Each line that includes "deviation" counts once; give the total and nothing besides.

[START OF TASK INPUT]

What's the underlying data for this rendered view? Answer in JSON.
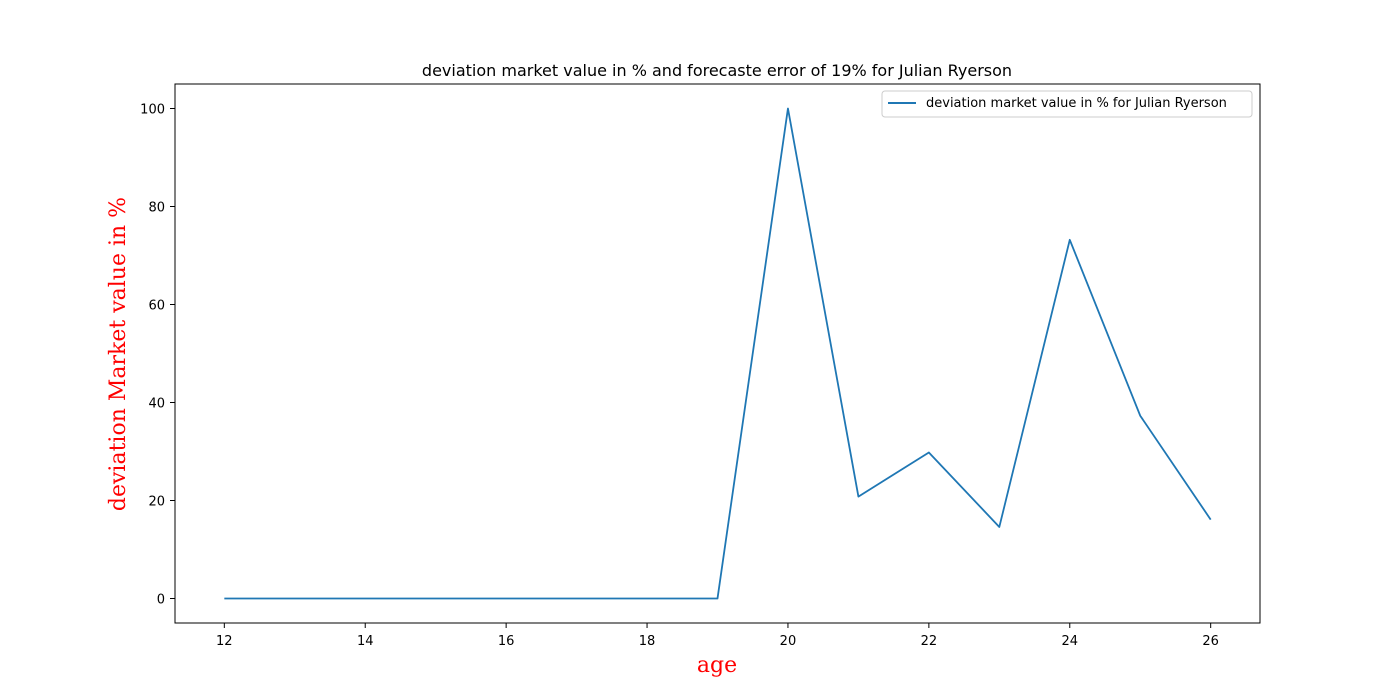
{
  "chart_data": {
    "type": "line",
    "title": "deviation market value in % and forecaste error of 19% for Julian Ryerson",
    "xlabel": "age",
    "ylabel": "deviation Market value in %",
    "label_color": "#ff0000",
    "line_color": "#1f77b4",
    "xlim": [
      11.3,
      26.7
    ],
    "ylim": [
      -5,
      105
    ],
    "xticks": [
      12,
      14,
      16,
      18,
      20,
      22,
      24,
      26
    ],
    "yticks": [
      0,
      20,
      40,
      60,
      80,
      100
    ],
    "grid": false,
    "legend_position": "top-right",
    "series": [
      {
        "name": "deviation market value in % for Julian Ryerson",
        "x": [
          12,
          13,
          14,
          15,
          16,
          17,
          18,
          19,
          20,
          21,
          22,
          23,
          24,
          25,
          26
        ],
        "y": [
          0,
          0,
          0,
          0,
          0,
          0,
          0,
          0,
          100,
          20.8,
          29.8,
          14.6,
          73.2,
          37.3,
          16.1
        ]
      }
    ]
  }
}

[END OF TASK INPUT]

▶ **RESULT**
3